• DATASET RECORDS:
━━━━━━━━

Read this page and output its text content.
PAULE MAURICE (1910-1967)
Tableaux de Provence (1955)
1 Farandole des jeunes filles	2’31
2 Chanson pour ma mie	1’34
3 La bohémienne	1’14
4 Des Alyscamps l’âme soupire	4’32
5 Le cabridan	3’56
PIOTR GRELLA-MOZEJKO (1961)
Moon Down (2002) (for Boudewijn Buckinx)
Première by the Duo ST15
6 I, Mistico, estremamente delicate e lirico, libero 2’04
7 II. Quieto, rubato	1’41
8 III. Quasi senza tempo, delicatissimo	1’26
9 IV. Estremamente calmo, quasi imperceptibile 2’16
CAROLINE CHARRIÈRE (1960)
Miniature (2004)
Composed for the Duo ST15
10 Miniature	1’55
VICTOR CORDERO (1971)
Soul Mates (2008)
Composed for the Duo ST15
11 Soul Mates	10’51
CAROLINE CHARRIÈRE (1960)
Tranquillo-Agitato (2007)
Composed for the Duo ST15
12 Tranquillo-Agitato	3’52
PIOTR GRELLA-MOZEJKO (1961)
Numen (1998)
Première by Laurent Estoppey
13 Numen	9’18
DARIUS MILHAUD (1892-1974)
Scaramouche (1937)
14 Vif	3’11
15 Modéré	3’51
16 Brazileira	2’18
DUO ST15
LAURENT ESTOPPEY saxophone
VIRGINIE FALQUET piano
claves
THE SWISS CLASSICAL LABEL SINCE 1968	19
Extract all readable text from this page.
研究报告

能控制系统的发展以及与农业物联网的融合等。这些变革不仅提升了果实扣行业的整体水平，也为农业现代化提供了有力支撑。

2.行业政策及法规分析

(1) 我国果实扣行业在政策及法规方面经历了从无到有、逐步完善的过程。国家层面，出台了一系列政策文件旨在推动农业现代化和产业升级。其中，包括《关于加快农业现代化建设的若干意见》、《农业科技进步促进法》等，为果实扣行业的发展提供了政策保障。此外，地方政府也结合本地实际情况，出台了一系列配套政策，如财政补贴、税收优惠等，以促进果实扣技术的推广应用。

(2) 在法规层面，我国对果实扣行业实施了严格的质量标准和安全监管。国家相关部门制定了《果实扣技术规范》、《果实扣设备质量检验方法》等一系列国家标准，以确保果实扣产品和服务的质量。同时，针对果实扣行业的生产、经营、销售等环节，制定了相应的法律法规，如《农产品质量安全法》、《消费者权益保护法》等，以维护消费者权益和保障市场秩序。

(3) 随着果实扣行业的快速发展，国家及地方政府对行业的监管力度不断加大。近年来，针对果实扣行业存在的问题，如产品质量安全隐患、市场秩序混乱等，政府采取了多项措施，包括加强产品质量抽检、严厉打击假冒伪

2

━━━━━━━━

• WRITTEN PROBLEM: Reproduce the lines from the one containing "Extract all readable text from this page." to the end of the entries, keeping both ends and adding nothing.

• OUTPUT OF THE EXERCISE:
Extract all readable text from this page.
研究报告

能控制系统的发展以及与农业物联网的融合等。这些变革不仅提升了果实扣行业的整体水平，也为农业现代化提供了有力支撑。

2.行业政策及法规分析

(1) 我国果实扣行业在政策及法规方面经历了从无到有、逐步完善的过程。国家层面，出台了一系列政策文件旨在推动农业现代化和产业升级。其中，包括《关于加快农业现代化建设的若干意见》、《农业科技进步促进法》等，为果实扣行业的发展提供了政策保障。此外，地方政府也结合本地实际情况，出台了一系列配套政策，如财政补贴、税收优惠等，以促进果实扣技术的推广应用。

(2) 在法规层面，我国对果实扣行业实施了严格的质量标准和安全监管。国家相关部门制定了《果实扣技术规范》、《果实扣设备质量检验方法》等一系列国家标准，以确保果实扣产品和服务的质量。同时，针对果实扣行业的生产、经营、销售等环节，制定了相应的法律法规，如《农产品质量安全法》、《消费者权益保护法》等，以维护消费者权益和保障市场秩序。

(3) 随着果实扣行业的快速发展，国家及地方政府对行业的监管力度不断加大。近年来，针对果实扣行业存在的问题，如产品质量安全隐患、市场秩序混乱等，政府采取了多项措施，包括加强产品质量抽检、严厉打击假冒伪

2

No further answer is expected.